• WHAT NEEDS TO BE DONE: Report, as a bare number, how many lines contain the string "Перинатальная".

Excerpt from a dataset

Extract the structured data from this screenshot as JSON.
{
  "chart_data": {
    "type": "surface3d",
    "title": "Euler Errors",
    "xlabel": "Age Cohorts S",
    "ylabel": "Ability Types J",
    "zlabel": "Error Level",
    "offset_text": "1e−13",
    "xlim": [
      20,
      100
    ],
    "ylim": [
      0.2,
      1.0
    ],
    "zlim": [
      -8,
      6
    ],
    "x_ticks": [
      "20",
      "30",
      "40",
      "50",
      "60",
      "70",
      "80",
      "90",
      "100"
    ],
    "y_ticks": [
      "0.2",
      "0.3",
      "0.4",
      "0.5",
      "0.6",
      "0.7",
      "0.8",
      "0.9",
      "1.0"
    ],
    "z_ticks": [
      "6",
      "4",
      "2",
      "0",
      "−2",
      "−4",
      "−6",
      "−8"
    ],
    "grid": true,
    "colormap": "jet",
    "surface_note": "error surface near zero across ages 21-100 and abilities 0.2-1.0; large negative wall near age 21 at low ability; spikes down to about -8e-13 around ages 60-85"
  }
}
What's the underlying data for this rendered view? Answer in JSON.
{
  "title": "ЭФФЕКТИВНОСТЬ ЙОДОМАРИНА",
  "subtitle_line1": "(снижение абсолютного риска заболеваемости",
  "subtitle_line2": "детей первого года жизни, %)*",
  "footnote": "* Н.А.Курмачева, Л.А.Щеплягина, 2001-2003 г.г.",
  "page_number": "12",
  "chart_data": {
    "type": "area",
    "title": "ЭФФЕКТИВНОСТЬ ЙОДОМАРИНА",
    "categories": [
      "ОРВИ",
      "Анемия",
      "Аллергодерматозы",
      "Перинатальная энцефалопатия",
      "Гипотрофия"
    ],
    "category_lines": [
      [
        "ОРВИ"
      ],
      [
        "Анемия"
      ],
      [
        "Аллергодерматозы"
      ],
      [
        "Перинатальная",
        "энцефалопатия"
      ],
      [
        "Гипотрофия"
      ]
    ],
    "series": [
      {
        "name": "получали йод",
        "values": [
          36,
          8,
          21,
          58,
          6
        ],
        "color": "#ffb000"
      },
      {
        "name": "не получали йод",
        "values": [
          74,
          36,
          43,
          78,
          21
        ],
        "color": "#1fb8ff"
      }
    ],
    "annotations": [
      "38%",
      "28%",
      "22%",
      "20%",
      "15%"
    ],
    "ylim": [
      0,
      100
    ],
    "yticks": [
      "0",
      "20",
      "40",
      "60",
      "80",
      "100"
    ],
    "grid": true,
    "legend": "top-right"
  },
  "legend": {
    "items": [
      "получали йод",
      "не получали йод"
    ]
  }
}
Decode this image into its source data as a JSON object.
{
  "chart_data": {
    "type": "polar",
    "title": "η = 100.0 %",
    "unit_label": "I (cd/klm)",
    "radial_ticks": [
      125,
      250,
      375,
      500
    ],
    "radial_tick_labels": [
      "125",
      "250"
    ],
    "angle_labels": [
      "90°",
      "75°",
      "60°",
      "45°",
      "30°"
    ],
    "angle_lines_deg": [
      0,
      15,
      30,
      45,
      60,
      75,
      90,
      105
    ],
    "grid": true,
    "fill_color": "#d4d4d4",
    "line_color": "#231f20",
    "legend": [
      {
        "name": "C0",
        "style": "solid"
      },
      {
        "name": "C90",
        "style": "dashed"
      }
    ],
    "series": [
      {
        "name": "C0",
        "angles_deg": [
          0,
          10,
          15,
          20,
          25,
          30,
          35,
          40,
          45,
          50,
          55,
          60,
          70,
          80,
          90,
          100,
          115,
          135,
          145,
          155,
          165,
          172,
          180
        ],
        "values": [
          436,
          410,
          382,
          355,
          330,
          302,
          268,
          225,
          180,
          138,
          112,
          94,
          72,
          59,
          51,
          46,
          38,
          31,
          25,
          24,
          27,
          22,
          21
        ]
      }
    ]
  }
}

• ANSWER TO THE TASK: 2